Task to complete: Copy each line below that includes "Relative".

═════ Dataset excerpts ═════

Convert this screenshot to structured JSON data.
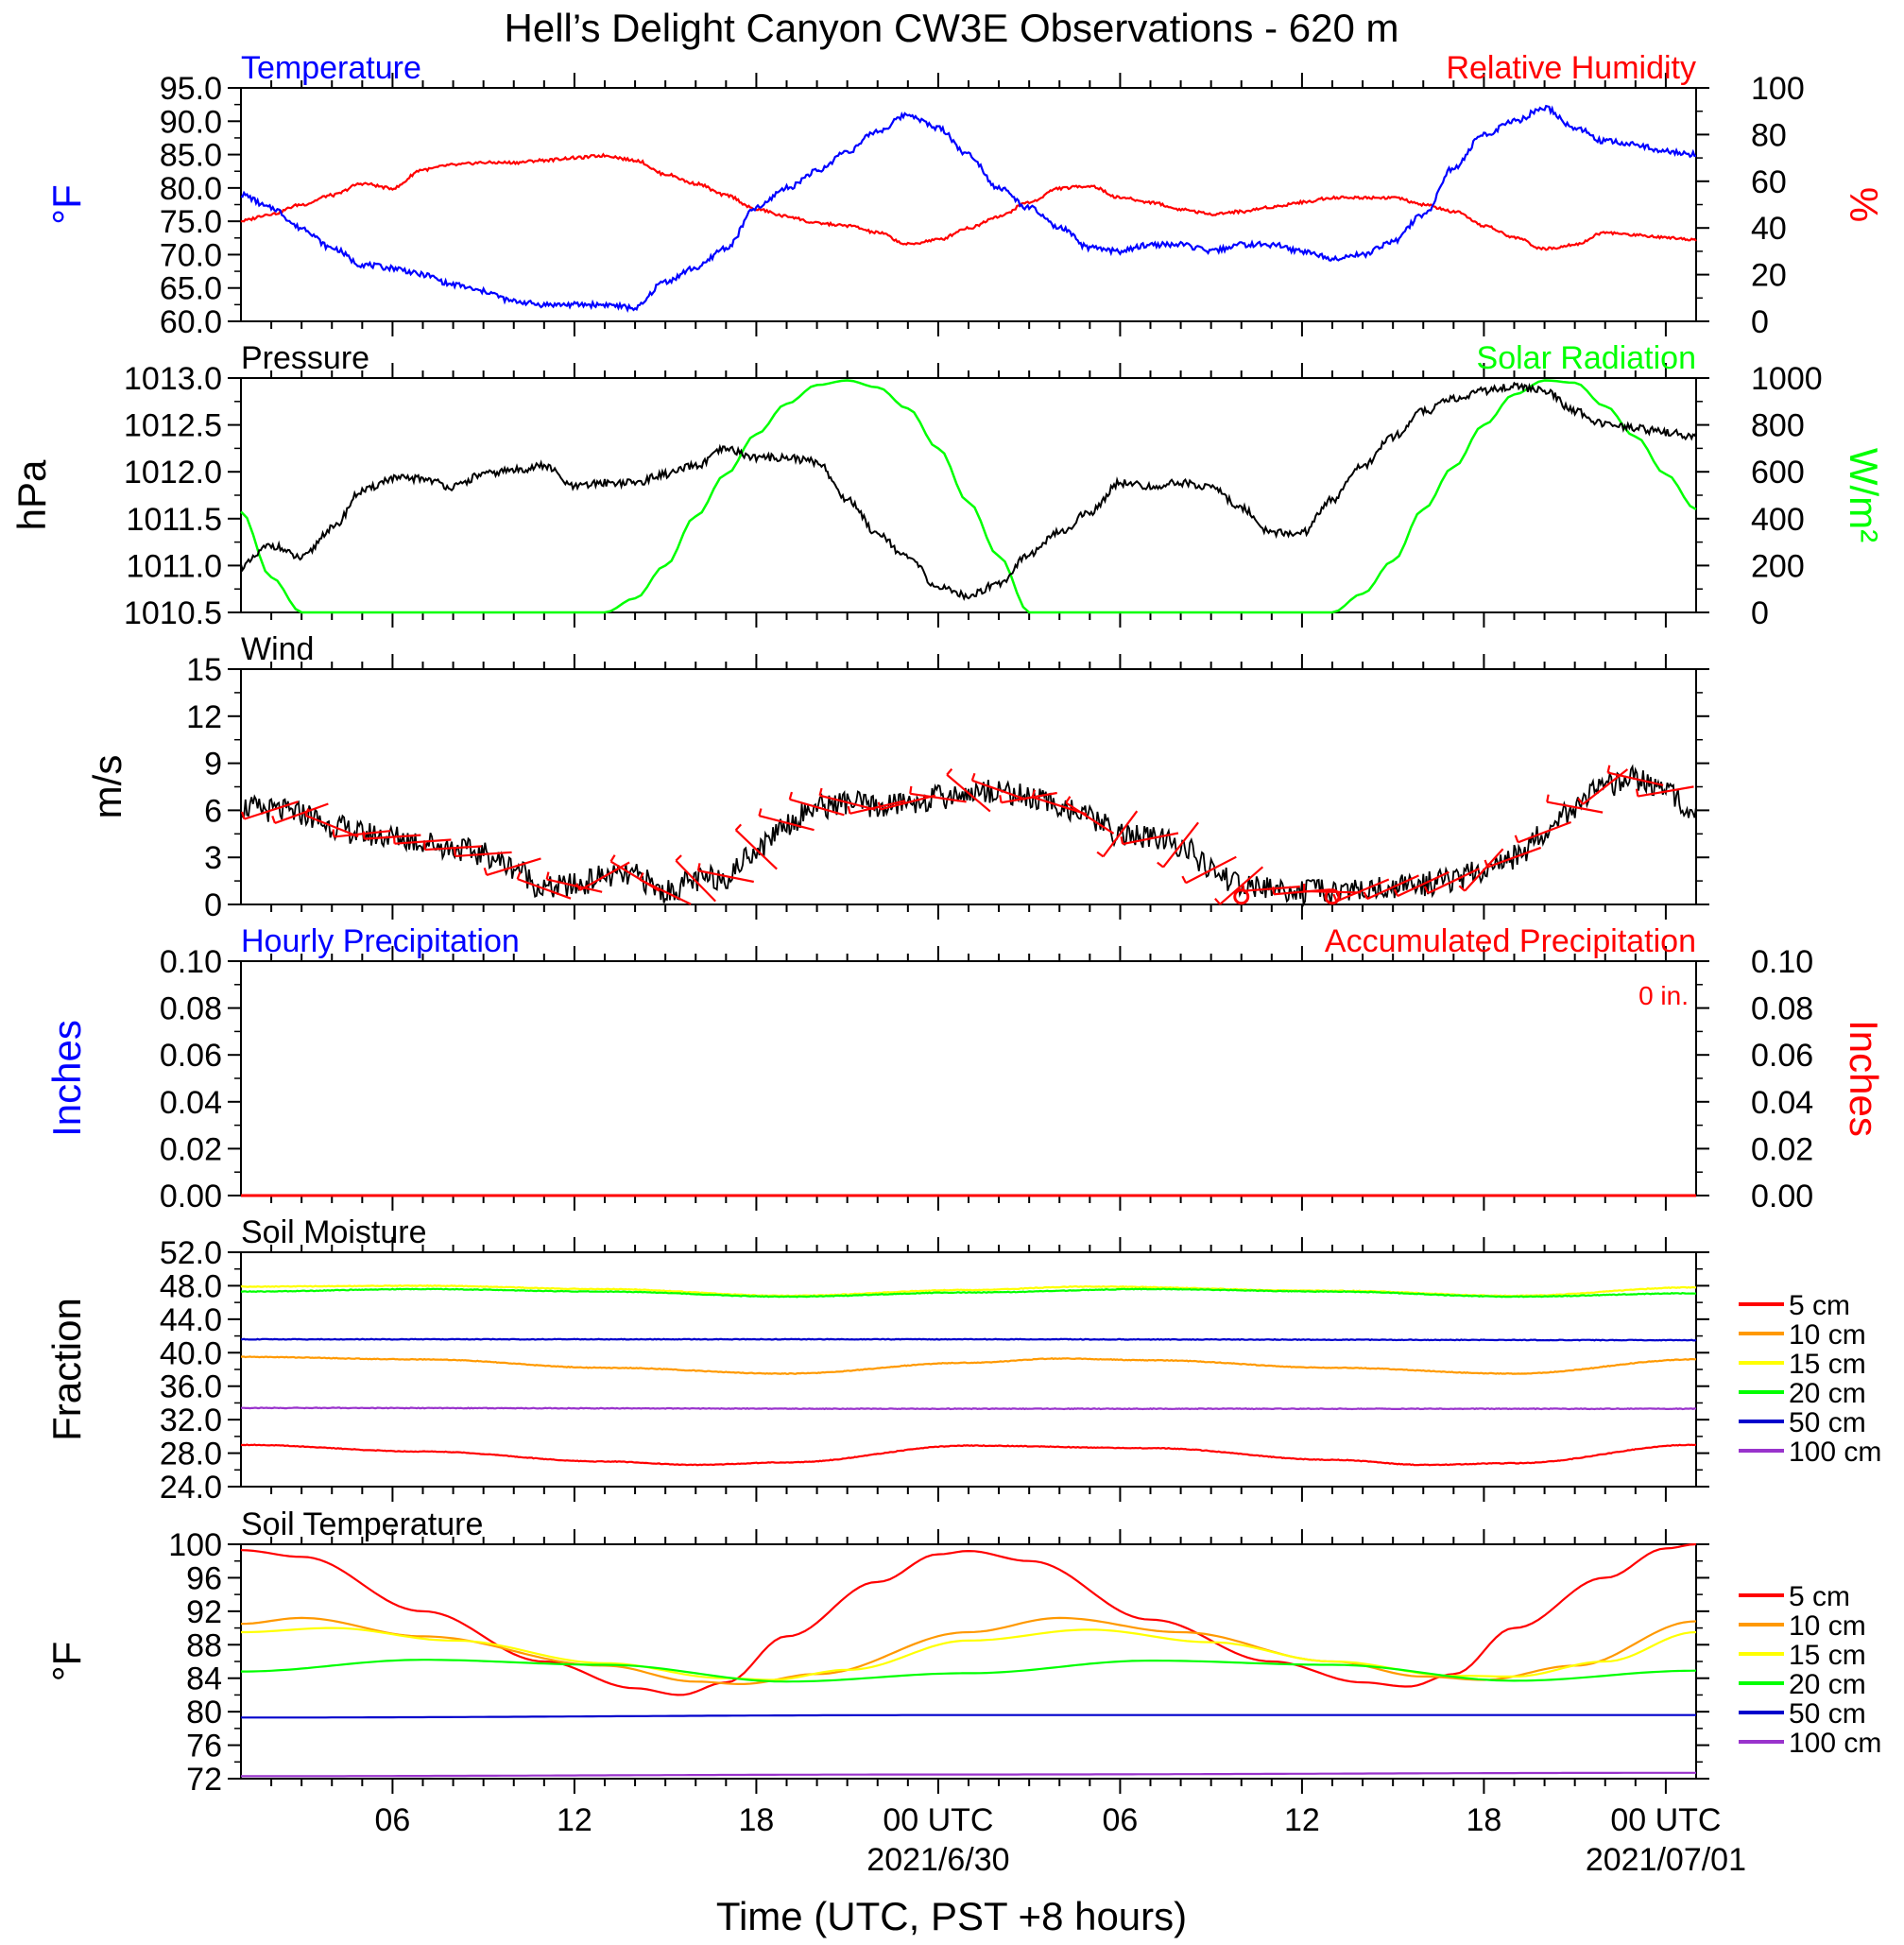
{
  "title": "Hell’s Delight Canyon CW3E Observations - 620 m",
  "xlabel": "Time (UTC, PST +8 hours)",
  "x_ticks": [
    "06",
    "12",
    "18",
    "00 UTC",
    "06",
    "12",
    "18",
    "00 UTC"
  ],
  "x_tick_hours": [
    6,
    12,
    18,
    24,
    30,
    36,
    42,
    48
  ],
  "date_labels": [
    {
      "hour": 24,
      "text": "2021/6/30"
    },
    {
      "hour": 48,
      "text": "2021/07/01"
    }
  ],
  "colors": {
    "temperature": "#0000ff",
    "humidity": "#ff0000",
    "pressure": "#000000",
    "solar": "#00ff00",
    "wind": "#000000",
    "wind_barbs": "#ff0000",
    "precip_hourly": "#0000ff",
    "precip_accum": "#ff0000"
  },
  "panels": {
    "temp_rh": {
      "left_title": "Temperature",
      "right_title": "Relative Humidity",
      "left_unit": "°F",
      "right_unit": "%",
      "left_ticks": [
        "95.0",
        "90.0",
        "85.0",
        "80.0",
        "75.0",
        "70.0",
        "65.0",
        "60.0"
      ],
      "right_ticks": [
        "100",
        "80",
        "60",
        "40",
        "20",
        "0"
      ]
    },
    "pressure_solar": {
      "left_title": "Pressure",
      "right_title": "Solar Radiation",
      "left_unit": "hPa",
      "right_unit": "W/m²",
      "left_ticks": [
        "1013.0",
        "1012.5",
        "1012.0",
        "1011.5",
        "1011.0",
        "1010.5"
      ],
      "right_ticks": [
        "1000",
        "800",
        "600",
        "400",
        "200",
        "0"
      ]
    },
    "wind": {
      "left_title": "Wind",
      "left_unit": "m/s",
      "left_ticks": [
        "15",
        "12",
        "9",
        "6",
        "3",
        "0"
      ]
    },
    "precip": {
      "left_title": "Hourly Precipitation",
      "right_title": "Accumulated Precipitation",
      "total_label": "0 in.",
      "left_unit": "Inches",
      "right_unit": "Inches",
      "left_ticks": [
        "0.10",
        "0.08",
        "0.06",
        "0.04",
        "0.02",
        "0.00"
      ],
      "right_ticks": [
        "0.10",
        "0.08",
        "0.06",
        "0.04",
        "0.02",
        "0.00"
      ]
    },
    "soil_moisture": {
      "left_title": "Soil Moisture",
      "left_unit": "Fraction",
      "left_ticks": [
        "52.0",
        "48.0",
        "44.0",
        "40.0",
        "36.0",
        "32.0",
        "28.0",
        "24.0"
      ],
      "legend": [
        {
          "label": "5 cm",
          "color": "#ff0000"
        },
        {
          "label": "10 cm",
          "color": "#ff9900"
        },
        {
          "label": "15 cm",
          "color": "#ffff00"
        },
        {
          "label": "20 cm",
          "color": "#00ff00"
        },
        {
          "label": "50 cm",
          "color": "#0000cc"
        },
        {
          "label": "100 cm",
          "color": "#9933cc"
        }
      ]
    },
    "soil_temp": {
      "left_title": "Soil Temperature",
      "left_unit": "°F",
      "left_ticks": [
        "100",
        "96",
        "92",
        "88",
        "84",
        "80",
        "76",
        "72"
      ],
      "legend": [
        {
          "label": "5 cm",
          "color": "#ff0000"
        },
        {
          "label": "10 cm",
          "color": "#ff9900"
        },
        {
          "label": "15 cm",
          "color": "#ffff00"
        },
        {
          "label": "20 cm",
          "color": "#00ff00"
        },
        {
          "label": "50 cm",
          "color": "#0000cc"
        },
        {
          "label": "100 cm",
          "color": "#9933cc"
        }
      ]
    }
  },
  "chart_data": [
    {
      "type": "line",
      "title": "Temperature / Relative Humidity",
      "x_unit": "hours from 2021-06-29 01 UTC",
      "xlim": [
        1,
        49
      ],
      "series": [
        {
          "name": "Temperature",
          "axis": "left",
          "ylim": [
            60,
            95
          ],
          "x": [
            1,
            2,
            3,
            4,
            5,
            6,
            7,
            8,
            9,
            10,
            11,
            12,
            13,
            14,
            15,
            16,
            17,
            18,
            19,
            20,
            21,
            22,
            23,
            24,
            25,
            26,
            27,
            28,
            29,
            30,
            31,
            32,
            33,
            34,
            35,
            36,
            37,
            38,
            39,
            40,
            41,
            42,
            43,
            44,
            45,
            46,
            47,
            48,
            49
          ],
          "values": [
            79,
            77,
            74,
            71,
            68.5,
            68,
            67,
            65.5,
            64.5,
            63,
            62.5,
            62.5,
            62.5,
            62,
            66,
            68,
            71,
            77,
            80,
            82.5,
            85.5,
            88.5,
            91,
            89,
            85,
            80,
            77,
            74,
            71,
            70.5,
            71.5,
            71.5,
            70.5,
            71.5,
            71.5,
            70.5,
            69.5,
            70,
            72,
            76,
            83,
            88,
            90,
            92,
            89,
            87,
            86.5,
            85.5,
            85
          ]
        },
        {
          "name": "Relative Humidity",
          "axis": "right",
          "ylim": [
            0,
            100
          ],
          "x": [
            1,
            2,
            3,
            4,
            5,
            6,
            7,
            8,
            9,
            10,
            11,
            12,
            13,
            14,
            15,
            16,
            17,
            18,
            19,
            20,
            21,
            22,
            23,
            24,
            25,
            26,
            27,
            28,
            29,
            30,
            31,
            32,
            33,
            34,
            35,
            36,
            37,
            38,
            39,
            40,
            41,
            42,
            43,
            44,
            45,
            46,
            47,
            48,
            49
          ],
          "values": [
            43,
            46,
            50,
            54,
            59,
            57,
            65,
            67,
            68,
            68,
            69,
            70,
            71,
            69,
            63,
            59,
            54,
            48,
            45,
            42,
            41,
            38,
            33,
            35,
            40,
            45,
            51,
            57,
            58,
            53,
            51,
            48,
            46,
            47,
            49,
            51,
            53,
            53,
            53,
            50,
            47,
            41,
            36,
            31,
            33,
            38,
            37,
            36,
            35
          ]
        }
      ]
    },
    {
      "type": "line",
      "title": "Pressure / Solar Radiation",
      "x_unit": "hours from 2021-06-29 01 UTC",
      "xlim": [
        1,
        49
      ],
      "series": [
        {
          "name": "Pressure",
          "axis": "left",
          "ylim": [
            1010.4,
            1013.2
          ],
          "x": [
            1,
            2,
            3,
            4,
            5,
            6,
            7,
            8,
            9,
            10,
            11,
            12,
            13,
            14,
            15,
            16,
            17,
            18,
            19,
            20,
            21,
            22,
            23,
            24,
            25,
            26,
            27,
            28,
            29,
            30,
            31,
            32,
            33,
            34,
            35,
            36,
            37,
            38,
            39,
            40,
            41,
            42,
            43,
            44,
            45,
            46,
            47,
            48,
            49
          ],
          "values": [
            1010.95,
            1011.2,
            1011.05,
            1011.4,
            1011.85,
            1012.0,
            1012.0,
            1011.9,
            1012.05,
            1012.1,
            1012.15,
            1011.9,
            1011.95,
            1011.95,
            1012.05,
            1012.15,
            1012.35,
            1012.25,
            1012.25,
            1012.2,
            1011.75,
            1011.35,
            1011.05,
            1010.7,
            1010.6,
            1010.75,
            1011.1,
            1011.35,
            1011.6,
            1011.95,
            1011.9,
            1011.95,
            1011.9,
            1011.65,
            1011.35,
            1011.35,
            1011.75,
            1012.15,
            1012.5,
            1012.8,
            1012.95,
            1013.05,
            1013.1,
            1013.05,
            1012.8,
            1012.65,
            1012.6,
            1012.55,
            1012.5
          ]
        },
        {
          "name": "Solar Radiation",
          "axis": "right",
          "ylim": [
            0,
            1000
          ],
          "x": [
            1,
            2,
            3,
            4,
            5,
            6,
            7,
            8,
            9,
            10,
            11,
            12,
            13,
            14,
            15,
            16,
            17,
            18,
            19,
            20,
            21,
            22,
            23,
            24,
            25,
            26,
            27,
            28,
            29,
            30,
            31,
            32,
            33,
            34,
            35,
            36,
            37,
            38,
            39,
            40,
            41,
            42,
            43,
            44,
            45,
            46,
            47,
            48,
            49
          ],
          "values": [
            430,
            150,
            0,
            0,
            0,
            0,
            0,
            0,
            0,
            0,
            0,
            0,
            0,
            60,
            200,
            410,
            590,
            760,
            890,
            970,
            990,
            960,
            870,
            700,
            470,
            240,
            0,
            0,
            0,
            0,
            0,
            0,
            0,
            0,
            0,
            0,
            0,
            80,
            220,
            440,
            620,
            800,
            930,
            990,
            980,
            880,
            750,
            590,
            440
          ]
        }
      ]
    },
    {
      "type": "line",
      "title": "Wind",
      "x_unit": "hours from 2021-06-29 01 UTC",
      "xlim": [
        1,
        49
      ],
      "ylim": [
        0,
        15
      ],
      "series": [
        {
          "name": "Wind speed",
          "x": [
            1,
            2,
            3,
            4,
            5,
            6,
            7,
            8,
            9,
            10,
            11,
            12,
            13,
            14,
            15,
            16,
            17,
            18,
            19,
            20,
            21,
            22,
            23,
            24,
            25,
            26,
            27,
            28,
            29,
            30,
            31,
            32,
            33,
            34,
            35,
            36,
            37,
            38,
            39,
            40,
            41,
            42,
            43,
            44,
            45,
            46,
            47,
            48,
            49
          ],
          "values": [
            6.2,
            6.0,
            5.8,
            5.0,
            4.5,
            4.3,
            4.0,
            3.6,
            3.2,
            2.4,
            1.0,
            1.2,
            1.8,
            1.8,
            0.8,
            1.5,
            1.8,
            3.5,
            5.2,
            6.2,
            6.5,
            6.2,
            6.5,
            6.8,
            7.1,
            7.3,
            6.8,
            6.3,
            5.5,
            4.5,
            4.2,
            3.8,
            2.2,
            1.2,
            1.0,
            0.8,
            0.8,
            0.9,
            1.1,
            1.3,
            1.5,
            2.2,
            3.0,
            4.6,
            6.2,
            7.5,
            8.0,
            7.2,
            6.0
          ]
        }
      ]
    },
    {
      "type": "line",
      "title": "Hourly Precipitation / Accumulated Precipitation",
      "x_unit": "hours from 2021-06-29 01 UTC",
      "xlim": [
        1,
        49
      ],
      "ylim": [
        0,
        0.1
      ],
      "series": [
        {
          "name": "Hourly Precipitation",
          "x": [
            1,
            49
          ],
          "values": [
            0,
            0
          ]
        },
        {
          "name": "Accumulated Precipitation",
          "x": [
            1,
            49
          ],
          "values": [
            0,
            0
          ]
        }
      ]
    },
    {
      "type": "line",
      "title": "Soil Moisture",
      "x_unit": "hours from 2021-06-29 01 UTC",
      "xlim": [
        1,
        49
      ],
      "ylim": [
        24,
        52
      ],
      "series": [
        {
          "name": "5 cm",
          "x": [
            1,
            7,
            13,
            16,
            19,
            25,
            31,
            37,
            40,
            43,
            49
          ],
          "values": [
            29.0,
            28.2,
            27.0,
            26.6,
            26.9,
            28.9,
            28.6,
            27.2,
            26.6,
            26.8,
            29.0
          ]
        },
        {
          "name": "10 cm",
          "x": [
            1,
            7,
            13,
            19,
            25,
            28,
            31,
            37,
            43,
            49
          ],
          "values": [
            39.5,
            39.2,
            38.2,
            37.5,
            38.8,
            39.3,
            39.1,
            38.2,
            37.5,
            39.2
          ]
        },
        {
          "name": "15 cm",
          "x": [
            1,
            7,
            13,
            19,
            25,
            29,
            37,
            43,
            49
          ],
          "values": [
            47.9,
            48.0,
            47.6,
            46.8,
            47.5,
            47.9,
            47.4,
            46.8,
            47.8
          ]
        },
        {
          "name": "20 cm",
          "x": [
            1,
            7,
            13,
            19,
            25,
            31,
            37,
            43,
            49
          ],
          "values": [
            47.3,
            47.6,
            47.3,
            46.7,
            47.2,
            47.6,
            47.3,
            46.7,
            47.1
          ]
        },
        {
          "name": "50 cm",
          "x": [
            1,
            25,
            49
          ],
          "values": [
            41.6,
            41.6,
            41.5
          ]
        },
        {
          "name": "100 cm",
          "x": [
            1,
            25,
            49
          ],
          "values": [
            33.4,
            33.3,
            33.3
          ]
        }
      ]
    },
    {
      "type": "line",
      "title": "Soil Temperature",
      "x_unit": "hours from 2021-06-29 01 UTC",
      "xlim": [
        1,
        49
      ],
      "ylim": [
        72,
        100
      ],
      "series": [
        {
          "name": "5 cm",
          "x": [
            1,
            3,
            7,
            11,
            14,
            15.5,
            17,
            19,
            22,
            24,
            25,
            27,
            31,
            35,
            38,
            39.5,
            41,
            43,
            46,
            48,
            49
          ],
          "values": [
            99.3,
            98.5,
            92.0,
            86.0,
            82.8,
            82.0,
            83.5,
            89.0,
            95.5,
            98.8,
            99.2,
            98.0,
            91.0,
            86.0,
            83.5,
            83.0,
            84.5,
            90.0,
            96.0,
            99.5,
            100
          ]
        },
        {
          "name": "10 cm",
          "x": [
            1,
            3,
            7,
            13,
            16,
            17.5,
            20,
            25,
            28,
            32,
            37,
            40,
            42,
            45,
            49
          ],
          "values": [
            90.5,
            91.2,
            89.0,
            85.5,
            83.6,
            83.3,
            84.5,
            89.5,
            91.2,
            89.5,
            86.0,
            84.2,
            83.8,
            85.5,
            90.8
          ]
        },
        {
          "name": "15 cm",
          "x": [
            1,
            4,
            8,
            13,
            17,
            18.5,
            21,
            25,
            29,
            33,
            37,
            41,
            43,
            46,
            49
          ],
          "values": [
            89.5,
            90.0,
            88.5,
            85.8,
            84.0,
            83.8,
            85.0,
            88.5,
            89.8,
            88.3,
            86.0,
            84.3,
            84.2,
            86.0,
            89.5
          ]
        },
        {
          "name": "20 cm",
          "x": [
            1,
            7,
            13,
            19,
            25,
            31,
            37,
            43,
            49
          ],
          "values": [
            84.8,
            86.2,
            85.6,
            83.6,
            84.6,
            86.1,
            85.6,
            83.7,
            84.9
          ]
        },
        {
          "name": "50 cm",
          "x": [
            1,
            25,
            49
          ],
          "values": [
            79.3,
            79.6,
            79.6
          ]
        },
        {
          "name": "100 cm",
          "x": [
            1,
            25,
            49
          ],
          "values": [
            72.3,
            72.5,
            72.7
          ]
        }
      ]
    }
  ]
}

═════

Answer below:
      "right_title": "Relative Humidity",
      "title": "Temperature / Relative Humidity",
          "name": "Relative Humidity",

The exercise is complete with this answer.